((
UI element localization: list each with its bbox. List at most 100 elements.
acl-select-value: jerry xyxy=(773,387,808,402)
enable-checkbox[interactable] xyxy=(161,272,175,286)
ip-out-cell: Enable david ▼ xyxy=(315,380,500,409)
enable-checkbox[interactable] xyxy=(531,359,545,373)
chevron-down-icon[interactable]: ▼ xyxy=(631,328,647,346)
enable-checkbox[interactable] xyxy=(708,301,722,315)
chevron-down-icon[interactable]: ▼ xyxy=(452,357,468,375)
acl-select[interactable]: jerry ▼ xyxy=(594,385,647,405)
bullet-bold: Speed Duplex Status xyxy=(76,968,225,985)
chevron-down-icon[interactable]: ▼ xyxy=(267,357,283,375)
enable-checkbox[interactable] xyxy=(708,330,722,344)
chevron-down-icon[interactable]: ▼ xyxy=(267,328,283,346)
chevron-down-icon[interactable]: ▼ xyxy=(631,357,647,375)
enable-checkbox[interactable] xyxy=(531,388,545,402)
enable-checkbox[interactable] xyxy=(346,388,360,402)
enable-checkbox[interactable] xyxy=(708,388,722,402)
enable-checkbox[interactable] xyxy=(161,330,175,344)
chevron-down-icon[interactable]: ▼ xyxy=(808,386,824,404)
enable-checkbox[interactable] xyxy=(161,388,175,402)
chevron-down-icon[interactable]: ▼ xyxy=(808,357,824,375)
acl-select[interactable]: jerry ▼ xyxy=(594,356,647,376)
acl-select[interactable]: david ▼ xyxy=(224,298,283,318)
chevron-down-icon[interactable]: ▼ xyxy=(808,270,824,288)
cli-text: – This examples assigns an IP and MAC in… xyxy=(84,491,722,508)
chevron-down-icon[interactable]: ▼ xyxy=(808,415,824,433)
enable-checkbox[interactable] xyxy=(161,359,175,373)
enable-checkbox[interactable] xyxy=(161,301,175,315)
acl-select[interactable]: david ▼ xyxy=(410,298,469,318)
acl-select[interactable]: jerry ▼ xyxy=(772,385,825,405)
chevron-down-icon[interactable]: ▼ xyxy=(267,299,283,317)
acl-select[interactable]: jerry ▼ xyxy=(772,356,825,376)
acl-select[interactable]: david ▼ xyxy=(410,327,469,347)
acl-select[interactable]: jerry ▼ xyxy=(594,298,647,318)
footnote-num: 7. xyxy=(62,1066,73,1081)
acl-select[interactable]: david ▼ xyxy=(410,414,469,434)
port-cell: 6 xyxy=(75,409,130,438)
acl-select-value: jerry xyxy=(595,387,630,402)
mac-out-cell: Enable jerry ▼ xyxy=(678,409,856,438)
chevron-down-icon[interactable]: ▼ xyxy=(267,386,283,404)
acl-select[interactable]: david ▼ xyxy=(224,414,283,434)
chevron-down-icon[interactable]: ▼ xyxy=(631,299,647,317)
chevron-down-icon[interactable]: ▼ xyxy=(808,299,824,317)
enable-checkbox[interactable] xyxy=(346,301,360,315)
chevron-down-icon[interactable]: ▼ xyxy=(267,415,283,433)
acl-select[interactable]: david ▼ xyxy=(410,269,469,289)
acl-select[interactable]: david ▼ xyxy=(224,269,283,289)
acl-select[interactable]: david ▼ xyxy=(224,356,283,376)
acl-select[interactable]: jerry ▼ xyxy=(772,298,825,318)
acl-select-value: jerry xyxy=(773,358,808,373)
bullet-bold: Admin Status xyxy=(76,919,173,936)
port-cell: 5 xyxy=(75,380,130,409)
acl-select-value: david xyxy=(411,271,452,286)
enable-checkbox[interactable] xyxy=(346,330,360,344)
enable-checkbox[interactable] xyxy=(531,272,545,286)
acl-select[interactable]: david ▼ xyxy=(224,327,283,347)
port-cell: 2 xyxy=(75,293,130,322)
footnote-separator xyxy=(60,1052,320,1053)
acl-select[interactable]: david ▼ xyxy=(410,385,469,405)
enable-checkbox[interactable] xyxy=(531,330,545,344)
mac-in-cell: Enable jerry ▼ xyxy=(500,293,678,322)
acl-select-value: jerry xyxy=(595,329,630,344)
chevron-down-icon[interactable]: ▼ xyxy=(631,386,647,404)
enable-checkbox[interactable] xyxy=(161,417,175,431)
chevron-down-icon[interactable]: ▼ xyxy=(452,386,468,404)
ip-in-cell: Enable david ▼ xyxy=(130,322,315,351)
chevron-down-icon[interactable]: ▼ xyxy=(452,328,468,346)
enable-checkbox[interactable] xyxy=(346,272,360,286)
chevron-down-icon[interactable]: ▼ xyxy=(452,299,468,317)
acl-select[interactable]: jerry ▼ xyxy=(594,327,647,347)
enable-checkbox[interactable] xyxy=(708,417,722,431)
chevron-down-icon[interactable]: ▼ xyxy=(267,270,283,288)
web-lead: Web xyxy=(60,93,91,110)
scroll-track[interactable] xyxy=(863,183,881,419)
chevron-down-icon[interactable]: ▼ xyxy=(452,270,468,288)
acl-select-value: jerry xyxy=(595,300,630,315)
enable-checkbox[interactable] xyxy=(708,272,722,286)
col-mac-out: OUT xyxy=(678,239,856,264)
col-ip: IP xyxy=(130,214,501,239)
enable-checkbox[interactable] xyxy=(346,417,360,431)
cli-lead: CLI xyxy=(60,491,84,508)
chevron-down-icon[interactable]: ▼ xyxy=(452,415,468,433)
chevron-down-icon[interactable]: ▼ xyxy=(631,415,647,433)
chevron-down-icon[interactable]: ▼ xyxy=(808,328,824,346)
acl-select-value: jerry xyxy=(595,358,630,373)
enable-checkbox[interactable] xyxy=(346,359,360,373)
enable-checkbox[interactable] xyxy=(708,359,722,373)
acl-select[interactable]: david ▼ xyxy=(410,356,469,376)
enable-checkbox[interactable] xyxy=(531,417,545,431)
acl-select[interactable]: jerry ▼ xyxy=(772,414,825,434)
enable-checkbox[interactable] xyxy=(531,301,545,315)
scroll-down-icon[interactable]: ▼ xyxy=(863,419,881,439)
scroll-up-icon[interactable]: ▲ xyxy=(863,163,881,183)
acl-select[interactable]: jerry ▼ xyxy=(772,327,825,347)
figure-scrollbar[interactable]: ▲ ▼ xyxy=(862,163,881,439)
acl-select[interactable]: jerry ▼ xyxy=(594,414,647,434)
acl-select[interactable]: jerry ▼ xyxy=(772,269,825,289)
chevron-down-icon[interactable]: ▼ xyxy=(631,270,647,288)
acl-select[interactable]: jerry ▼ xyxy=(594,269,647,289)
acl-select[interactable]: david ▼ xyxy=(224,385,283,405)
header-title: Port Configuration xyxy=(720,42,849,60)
))
* _DO THIS_
Copy out every line of the listing above verbatim, keeping the same order.

* _OUTPUT OF THE EXERCISE_
UI element localization: list each with its bbox. List at most 100 elements.
acl-select-value: jerry xyxy=(773,387,808,402)
enable-checkbox[interactable] xyxy=(161,272,175,286)
ip-out-cell: Enable david ▼ xyxy=(315,380,500,409)
enable-checkbox[interactable] xyxy=(531,359,545,373)
chevron-down-icon[interactable]: ▼ xyxy=(631,328,647,346)
enable-checkbox[interactable] xyxy=(708,301,722,315)
chevron-down-icon[interactable]: ▼ xyxy=(452,357,468,375)
acl-select[interactable]: jerry ▼ xyxy=(594,385,647,405)
bullet-bold: Speed Duplex Status xyxy=(76,968,225,985)
chevron-down-icon[interactable]: ▼ xyxy=(267,357,283,375)
enable-checkbox[interactable] xyxy=(708,330,722,344)
chevron-down-icon[interactable]: ▼ xyxy=(267,328,283,346)
chevron-down-icon[interactable]: ▼ xyxy=(631,357,647,375)
enable-checkbox[interactable] xyxy=(531,388,545,402)
enable-checkbox[interactable] xyxy=(346,388,360,402)
enable-checkbox[interactable] xyxy=(708,388,722,402)
enable-checkbox[interactable] xyxy=(161,330,175,344)
chevron-down-icon[interactable]: ▼ xyxy=(808,386,824,404)
enable-checkbox[interactable] xyxy=(161,388,175,402)
chevron-down-icon[interactable]: ▼ xyxy=(808,357,824,375)
acl-select[interactable]: jerry ▼ xyxy=(594,356,647,376)
acl-select[interactable]: david ▼ xyxy=(224,298,283,318)
chevron-down-icon[interactable]: ▼ xyxy=(808,270,824,288)
cli-text: – This examples assigns an IP and MAC in… xyxy=(84,491,722,508)
chevron-down-icon[interactable]: ▼ xyxy=(808,415,824,433)
enable-checkbox[interactable] xyxy=(161,359,175,373)
enable-checkbox[interactable] xyxy=(161,301,175,315)
acl-select[interactable]: david ▼ xyxy=(410,298,469,318)
acl-select[interactable]: jerry ▼ xyxy=(772,385,825,405)
chevron-down-icon[interactable]: ▼ xyxy=(267,299,283,317)
acl-select[interactable]: jerry ▼ xyxy=(772,356,825,376)
acl-select[interactable]: david ▼ xyxy=(410,327,469,347)
acl-select[interactable]: jerry ▼ xyxy=(594,298,647,318)
footnote-num: 7. xyxy=(62,1066,73,1081)
acl-select[interactable]: david ▼ xyxy=(410,414,469,434)
port-cell: 6 xyxy=(75,409,130,438)
acl-select-value: jerry xyxy=(595,387,630,402)
mac-out-cell: Enable jerry ▼ xyxy=(678,409,856,438)
chevron-down-icon[interactable]: ▼ xyxy=(267,386,283,404)
acl-select[interactable]: david ▼ xyxy=(224,414,283,434)
chevron-down-icon[interactable]: ▼ xyxy=(631,299,647,317)
chevron-down-icon[interactable]: ▼ xyxy=(808,299,824,317)
enable-checkbox[interactable] xyxy=(346,301,360,315)
chevron-down-icon[interactable]: ▼ xyxy=(267,415,283,433)
acl-select[interactable]: david ▼ xyxy=(410,269,469,289)
acl-select[interactable]: david ▼ xyxy=(224,269,283,289)
acl-select[interactable]: david ▼ xyxy=(224,356,283,376)
acl-select[interactable]: jerry ▼ xyxy=(772,298,825,318)
acl-select-value: jerry xyxy=(773,358,808,373)
bullet-bold: Admin Status xyxy=(76,919,173,936)
port-cell: 5 xyxy=(75,380,130,409)
acl-select-value: david xyxy=(411,271,452,286)
enable-checkbox[interactable] xyxy=(346,330,360,344)
enable-checkbox[interactable] xyxy=(531,272,545,286)
acl-select[interactable]: david ▼ xyxy=(224,327,283,347)
port-cell: 2 xyxy=(75,293,130,322)
footnote-separator xyxy=(60,1052,320,1053)
acl-select[interactable]: david ▼ xyxy=(410,385,469,405)
enable-checkbox[interactable] xyxy=(531,330,545,344)
mac-in-cell: Enable jerry ▼ xyxy=(500,293,678,322)
acl-select-value: jerry xyxy=(595,329,630,344)
chevron-down-icon[interactable]: ▼ xyxy=(631,386,647,404)
enable-checkbox[interactable] xyxy=(161,417,175,431)
chevron-down-icon[interactable]: ▼ xyxy=(452,386,468,404)
ip-in-cell: Enable david ▼ xyxy=(130,322,315,351)
chevron-down-icon[interactable]: ▼ xyxy=(452,328,468,346)
enable-checkbox[interactable] xyxy=(346,272,360,286)
chevron-down-icon[interactable]: ▼ xyxy=(452,299,468,317)
acl-select[interactable]: jerry ▼ xyxy=(594,327,647,347)
enable-checkbox[interactable] xyxy=(708,417,722,431)
chevron-down-icon[interactable]: ▼ xyxy=(267,270,283,288)
web-lead: Web xyxy=(60,93,91,110)
scroll-track[interactable] xyxy=(863,183,881,419)
chevron-down-icon[interactable]: ▼ xyxy=(452,270,468,288)
acl-select-value: jerry xyxy=(595,300,630,315)
enable-checkbox[interactable] xyxy=(708,272,722,286)
col-mac-out: OUT xyxy=(678,239,856,264)
col-ip: IP xyxy=(130,214,501,239)
enable-checkbox[interactable] xyxy=(346,417,360,431)
cli-lead: CLI xyxy=(60,491,84,508)
chevron-down-icon[interactable]: ▼ xyxy=(452,415,468,433)
chevron-down-icon[interactable]: ▼ xyxy=(631,415,647,433)
chevron-down-icon[interactable]: ▼ xyxy=(808,328,824,346)
acl-select-value: jerry xyxy=(595,358,630,373)
enable-checkbox[interactable] xyxy=(346,359,360,373)
enable-checkbox[interactable] xyxy=(708,359,722,373)
acl-select[interactable]: david ▼ xyxy=(410,356,469,376)
enable-checkbox[interactable] xyxy=(531,417,545,431)
acl-select[interactable]: jerry ▼ xyxy=(772,414,825,434)
enable-checkbox[interactable] xyxy=(531,301,545,315)
scroll-down-icon[interactable]: ▼ xyxy=(863,419,881,439)
scroll-up-icon[interactable]: ▲ xyxy=(863,163,881,183)
acl-select[interactable]: jerry ▼ xyxy=(772,327,825,347)
figure-scrollbar[interactable]: ▲ ▼ xyxy=(862,163,881,439)
acl-select[interactable]: jerry ▼ xyxy=(594,414,647,434)
acl-select[interactable]: jerry ▼ xyxy=(772,269,825,289)
chevron-down-icon[interactable]: ▼ xyxy=(631,270,647,288)
acl-select[interactable]: jerry ▼ xyxy=(594,269,647,289)
acl-select[interactable]: david ▼ xyxy=(224,385,283,405)
header-title: Port Configuration xyxy=(720,42,849,60)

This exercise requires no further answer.